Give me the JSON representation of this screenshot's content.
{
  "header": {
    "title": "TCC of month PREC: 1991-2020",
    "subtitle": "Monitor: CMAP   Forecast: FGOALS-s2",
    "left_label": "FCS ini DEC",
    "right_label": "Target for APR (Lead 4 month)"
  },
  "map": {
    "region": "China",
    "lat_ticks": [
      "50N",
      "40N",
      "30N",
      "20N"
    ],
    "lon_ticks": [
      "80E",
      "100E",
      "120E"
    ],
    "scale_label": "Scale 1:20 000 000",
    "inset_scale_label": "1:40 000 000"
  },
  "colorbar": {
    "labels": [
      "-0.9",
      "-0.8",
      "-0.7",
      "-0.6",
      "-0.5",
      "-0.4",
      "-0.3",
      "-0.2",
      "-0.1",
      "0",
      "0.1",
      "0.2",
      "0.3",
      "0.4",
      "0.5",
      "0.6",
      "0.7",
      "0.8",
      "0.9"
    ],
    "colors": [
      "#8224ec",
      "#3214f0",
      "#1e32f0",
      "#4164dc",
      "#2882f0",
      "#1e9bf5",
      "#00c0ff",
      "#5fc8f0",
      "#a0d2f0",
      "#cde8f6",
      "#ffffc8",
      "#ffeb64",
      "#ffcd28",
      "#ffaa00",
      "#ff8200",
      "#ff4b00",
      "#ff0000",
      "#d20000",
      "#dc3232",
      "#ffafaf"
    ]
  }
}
* * *
■ OBJECTIVE:
Extract all of the data shown above and repeat it verbatim.

■ COMPLETED EXERCISE:
Give me the JSON representation of this screenshot's content.
{
  "header": {
    "title": "TCC of month PREC: 1991-2020",
    "subtitle": "Monitor: CMAP   Forecast: FGOALS-s2",
    "left_label": "FCS ini DEC",
    "right_label": "Target for APR (Lead 4 month)"
  },
  "map": {
    "region": "China",
    "lat_ticks": [
      "50N",
      "40N",
      "30N",
      "20N"
    ],
    "lon_ticks": [
      "80E",
      "100E",
      "120E"
    ],
    "scale_label": "Scale 1:20 000 000",
    "inset_scale_label": "1:40 000 000"
  },
  "colorbar": {
    "labels": [
      "-0.9",
      "-0.8",
      "-0.7",
      "-0.6",
      "-0.5",
      "-0.4",
      "-0.3",
      "-0.2",
      "-0.1",
      "0",
      "0.1",
      "0.2",
      "0.3",
      "0.4",
      "0.5",
      "0.6",
      "0.7",
      "0.8",
      "0.9"
    ],
    "colors": [
      "#8224ec",
      "#3214f0",
      "#1e32f0",
      "#4164dc",
      "#2882f0",
      "#1e9bf5",
      "#00c0ff",
      "#5fc8f0",
      "#a0d2f0",
      "#cde8f6",
      "#ffffc8",
      "#ffeb64",
      "#ffcd28",
      "#ffaa00",
      "#ff8200",
      "#ff4b00",
      "#ff0000",
      "#d20000",
      "#dc3232",
      "#ffafaf"
    ]
  }
}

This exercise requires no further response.